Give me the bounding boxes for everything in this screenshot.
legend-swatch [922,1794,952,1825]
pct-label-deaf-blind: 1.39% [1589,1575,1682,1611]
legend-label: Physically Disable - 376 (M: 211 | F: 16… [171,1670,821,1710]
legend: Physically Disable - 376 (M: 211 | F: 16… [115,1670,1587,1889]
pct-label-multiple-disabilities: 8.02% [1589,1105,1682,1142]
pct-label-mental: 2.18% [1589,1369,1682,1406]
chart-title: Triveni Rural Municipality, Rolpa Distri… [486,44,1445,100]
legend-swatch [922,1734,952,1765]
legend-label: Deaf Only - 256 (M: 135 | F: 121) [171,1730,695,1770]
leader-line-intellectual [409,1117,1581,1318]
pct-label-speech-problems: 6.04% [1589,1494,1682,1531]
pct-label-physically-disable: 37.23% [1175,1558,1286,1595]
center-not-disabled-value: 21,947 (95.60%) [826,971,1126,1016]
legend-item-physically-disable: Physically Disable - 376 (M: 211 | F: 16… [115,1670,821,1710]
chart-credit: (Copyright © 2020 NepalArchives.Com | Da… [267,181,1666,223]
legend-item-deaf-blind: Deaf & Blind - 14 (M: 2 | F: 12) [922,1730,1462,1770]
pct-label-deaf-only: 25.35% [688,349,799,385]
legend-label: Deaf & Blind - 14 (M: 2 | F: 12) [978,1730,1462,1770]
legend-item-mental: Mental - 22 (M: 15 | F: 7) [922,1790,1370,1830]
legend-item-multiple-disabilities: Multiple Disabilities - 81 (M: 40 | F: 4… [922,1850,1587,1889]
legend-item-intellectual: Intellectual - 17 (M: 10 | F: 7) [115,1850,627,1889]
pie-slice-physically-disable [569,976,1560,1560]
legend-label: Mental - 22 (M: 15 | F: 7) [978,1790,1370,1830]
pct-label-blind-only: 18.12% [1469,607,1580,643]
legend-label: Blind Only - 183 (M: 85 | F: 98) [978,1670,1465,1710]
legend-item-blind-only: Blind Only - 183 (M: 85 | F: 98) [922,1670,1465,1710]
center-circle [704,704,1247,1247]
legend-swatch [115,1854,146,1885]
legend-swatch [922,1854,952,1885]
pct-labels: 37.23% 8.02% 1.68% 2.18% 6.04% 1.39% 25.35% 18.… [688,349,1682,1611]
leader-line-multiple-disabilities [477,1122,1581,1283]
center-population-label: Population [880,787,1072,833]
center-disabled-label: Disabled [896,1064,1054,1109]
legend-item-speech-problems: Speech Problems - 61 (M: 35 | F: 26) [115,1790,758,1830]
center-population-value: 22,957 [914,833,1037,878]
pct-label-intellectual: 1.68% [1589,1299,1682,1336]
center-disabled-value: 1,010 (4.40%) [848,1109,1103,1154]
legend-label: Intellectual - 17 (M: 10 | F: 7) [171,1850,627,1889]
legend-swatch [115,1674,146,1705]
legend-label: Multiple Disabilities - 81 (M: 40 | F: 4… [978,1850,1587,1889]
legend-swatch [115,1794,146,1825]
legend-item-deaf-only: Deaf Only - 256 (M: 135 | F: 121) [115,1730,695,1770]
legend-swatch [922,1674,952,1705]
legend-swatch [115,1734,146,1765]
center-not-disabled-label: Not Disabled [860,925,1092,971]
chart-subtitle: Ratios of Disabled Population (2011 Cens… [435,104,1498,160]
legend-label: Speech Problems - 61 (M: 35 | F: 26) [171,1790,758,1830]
------------------------------------------------
* **AIM**:
Rewrite the records starting at the first one and ending at the line that contains "legend-label: Physically Disable", putting "legend-color-box" in place of "legend-swatch" and leaving everything else unchanged.

* **TASK OUTPUT**:
Give me the bounding boxes for everything in this screenshot.
legend-color-box [922,1794,952,1825]
pct-label-deaf-blind: 1.39% [1589,1575,1682,1611]
legend-label: Physically Disable - 376 (M: 211 | F: 16… [171,1670,821,1710]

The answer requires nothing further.